BRIEF: Return the full material exactly.

TASK INPUTS:
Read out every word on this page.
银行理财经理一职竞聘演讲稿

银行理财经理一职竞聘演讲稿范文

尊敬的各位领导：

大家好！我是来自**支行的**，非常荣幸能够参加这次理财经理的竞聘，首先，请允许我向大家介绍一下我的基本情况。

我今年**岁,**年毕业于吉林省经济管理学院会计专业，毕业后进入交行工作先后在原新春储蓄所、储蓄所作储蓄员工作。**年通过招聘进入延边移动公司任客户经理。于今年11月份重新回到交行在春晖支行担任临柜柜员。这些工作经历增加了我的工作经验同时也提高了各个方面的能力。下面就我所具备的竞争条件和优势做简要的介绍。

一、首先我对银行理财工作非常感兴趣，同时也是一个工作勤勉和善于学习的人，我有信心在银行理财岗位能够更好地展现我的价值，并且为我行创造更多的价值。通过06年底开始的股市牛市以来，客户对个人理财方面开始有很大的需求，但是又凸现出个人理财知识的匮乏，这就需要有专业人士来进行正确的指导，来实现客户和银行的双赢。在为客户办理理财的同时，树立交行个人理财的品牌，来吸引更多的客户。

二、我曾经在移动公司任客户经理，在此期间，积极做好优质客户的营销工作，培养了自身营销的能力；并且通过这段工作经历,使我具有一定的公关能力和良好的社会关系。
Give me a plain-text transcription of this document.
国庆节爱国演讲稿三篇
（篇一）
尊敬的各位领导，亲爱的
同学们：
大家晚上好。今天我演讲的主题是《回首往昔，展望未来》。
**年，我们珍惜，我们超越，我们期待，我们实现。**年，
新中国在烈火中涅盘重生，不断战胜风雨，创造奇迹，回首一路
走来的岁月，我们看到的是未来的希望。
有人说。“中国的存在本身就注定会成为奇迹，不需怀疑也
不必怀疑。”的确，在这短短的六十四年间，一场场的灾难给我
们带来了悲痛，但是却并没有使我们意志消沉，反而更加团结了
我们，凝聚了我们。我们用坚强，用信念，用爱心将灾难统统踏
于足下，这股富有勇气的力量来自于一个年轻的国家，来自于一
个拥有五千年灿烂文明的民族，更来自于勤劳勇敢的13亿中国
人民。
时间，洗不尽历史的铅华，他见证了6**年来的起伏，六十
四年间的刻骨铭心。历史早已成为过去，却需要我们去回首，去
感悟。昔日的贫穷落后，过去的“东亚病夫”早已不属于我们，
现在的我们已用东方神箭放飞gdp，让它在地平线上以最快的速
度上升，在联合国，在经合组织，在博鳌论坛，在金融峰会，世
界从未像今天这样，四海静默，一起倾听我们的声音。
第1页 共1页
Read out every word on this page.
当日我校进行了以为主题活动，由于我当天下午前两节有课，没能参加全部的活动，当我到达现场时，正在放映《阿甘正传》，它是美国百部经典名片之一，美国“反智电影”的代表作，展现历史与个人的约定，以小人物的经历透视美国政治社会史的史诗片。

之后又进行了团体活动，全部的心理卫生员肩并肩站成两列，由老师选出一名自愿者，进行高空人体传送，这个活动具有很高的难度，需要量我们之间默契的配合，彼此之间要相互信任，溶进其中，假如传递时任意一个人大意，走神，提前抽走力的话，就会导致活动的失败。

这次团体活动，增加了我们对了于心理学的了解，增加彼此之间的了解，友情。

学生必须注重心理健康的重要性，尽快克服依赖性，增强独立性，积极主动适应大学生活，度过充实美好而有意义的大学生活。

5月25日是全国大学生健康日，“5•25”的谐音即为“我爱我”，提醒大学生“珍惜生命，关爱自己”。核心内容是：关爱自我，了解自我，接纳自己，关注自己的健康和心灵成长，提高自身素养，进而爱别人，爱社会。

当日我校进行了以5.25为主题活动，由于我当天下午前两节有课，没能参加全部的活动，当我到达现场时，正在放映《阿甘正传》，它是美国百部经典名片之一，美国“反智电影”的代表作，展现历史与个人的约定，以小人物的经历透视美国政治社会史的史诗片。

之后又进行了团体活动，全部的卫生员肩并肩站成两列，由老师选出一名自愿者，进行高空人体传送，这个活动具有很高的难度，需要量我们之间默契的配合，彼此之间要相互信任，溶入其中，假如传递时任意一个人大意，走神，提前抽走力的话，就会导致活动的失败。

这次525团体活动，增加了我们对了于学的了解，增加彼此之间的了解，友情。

FULL OUTPUT:
Read out every word on this page.
银行理财经理一职竞聘演讲稿

银行理财经理一职竞聘演讲稿范文

尊敬的各位领导：

大家好！我是来自**支行的**，非常荣幸能够参加这次理财经理的竞聘，首先，请允许我向大家介绍一下我的基本情况。

我今年**岁,**年毕业于吉林省经济管理学院会计专业，毕业后进入交行工作先后在原新春储蓄所、储蓄所作储蓄员工作。**年通过招聘进入延边移动公司任客户经理。于今年11月份重新回到交行在春晖支行担任临柜柜员。这些工作经历增加了我的工作经验同时也提高了各个方面的能力。下面就我所具备的竞争条件和优势做简要的介绍。

一、首先我对银行理财工作非常感兴趣，同时也是一个工作勤勉和善于学习的人，我有信心在银行理财岗位能够更好地展现我的价值，并且为我行创造更多的价值。通过06年底开始的股市牛市以来，客户对个人理财方面开始有很大的需求，但是又凸现出个人理财知识的匮乏，这就需要有专业人士来进行正确的指导，来实现客户和银行的双赢。在为客户办理理财的同时，树立交行个人理财的品牌，来吸引更多的客户。

二、我曾经在移动公司任客户经理，在此期间，积极做好优质客户的营销工作，培养了自身营销的能力；并且通过这段工作经历,使我具有一定的公关能力和良好的社会关系。
Give me a plain-text transcription of this document.
国庆节爱国演讲稿三篇
（篇一）
尊敬的各位领导，亲爱的
同学们：
大家晚上好。今天我演讲的主题是《回首往昔，展望未来》。
**年，我们珍惜，我们超越，我们期待，我们实现。**年，
新中国在烈火中涅盘重生，不断战胜风雨，创造奇迹，回首一路
走来的岁月，我们看到的是未来的希望。
有人说。“中国的存在本身就注定会成为奇迹，不需怀疑也
不必怀疑。”的确，在这短短的六十四年间，一场场的灾难给我
们带来了悲痛，但是却并没有使我们意志消沉，反而更加团结了
我们，凝聚了我们。我们用坚强，用信念，用爱心将灾难统统踏
于足下，这股富有勇气的力量来自于一个年轻的国家，来自于一
个拥有五千年灿烂文明的民族，更来自于勤劳勇敢的13亿中国
人民。
时间，洗不尽历史的铅华，他见证了6**年来的起伏，六十
四年间的刻骨铭心。历史早已成为过去，却需要我们去回首，去
感悟。昔日的贫穷落后，过去的“东亚病夫”早已不属于我们，
现在的我们已用东方神箭放飞gdp，让它在地平线上以最快的速
度上升，在联合国，在经合组织，在博鳌论坛，在金融峰会，世
界从未像今天这样，四海静默，一起倾听我们的声音。
第1页 共1页
Read out every word on this page.
当日我校进行了以为主题活动，由于我当天下午前两节有课，没能参加全部的活动，当我到达现场时，正在放映《阿甘正传》，它是美国百部经典名片之一，美国“反智电影”的代表作，展现历史与个人的约定，以小人物的经历透视美国政治社会史的史诗片。

之后又进行了团体活动，全部的心理卫生员肩并肩站成两列，由老师选出一名自愿者，进行高空人体传送，这个活动具有很高的难度，需要量我们之间默契的配合，彼此之间要相互信任，溶进其中，假如传递时任意一个人大意，走神，提前抽走力的话，就会导致活动的失败。

这次团体活动，增加了我们对了于心理学的了解，增加彼此之间的了解，友情。

学生必须注重心理健康的重要性，尽快克服依赖性，增强独立性，积极主动适应大学生活，度过充实美好而有意义的大学生活。

5月25日是全国大学生健康日，“5•25”的谐音即为“我爱我”，提醒大学生“珍惜生命，关爱自己”。核心内容是：关爱自我，了解自我，接纳自己，关注自己的健康和心灵成长，提高自身素养，进而爱别人，爱社会。

当日我校进行了以5.25为主题活动，由于我当天下午前两节有课，没能参加全部的活动，当我到达现场时，正在放映《阿甘正传》，它是美国百部经典名片之一，美国“反智电影”的代表作，展现历史与个人的约定，以小人物的经历透视美国政治社会史的史诗片。

之后又进行了团体活动，全部的卫生员肩并肩站成两列，由老师选出一名自愿者，进行高空人体传送，这个活动具有很高的难度，需要量我们之间默契的配合，彼此之间要相互信任，溶入其中，假如传递时任意一个人大意，走神，提前抽走力的话，就会导致活动的失败。

这次525团体活动，增加了我们对了于学的了解，增加彼此之间的了解，友情。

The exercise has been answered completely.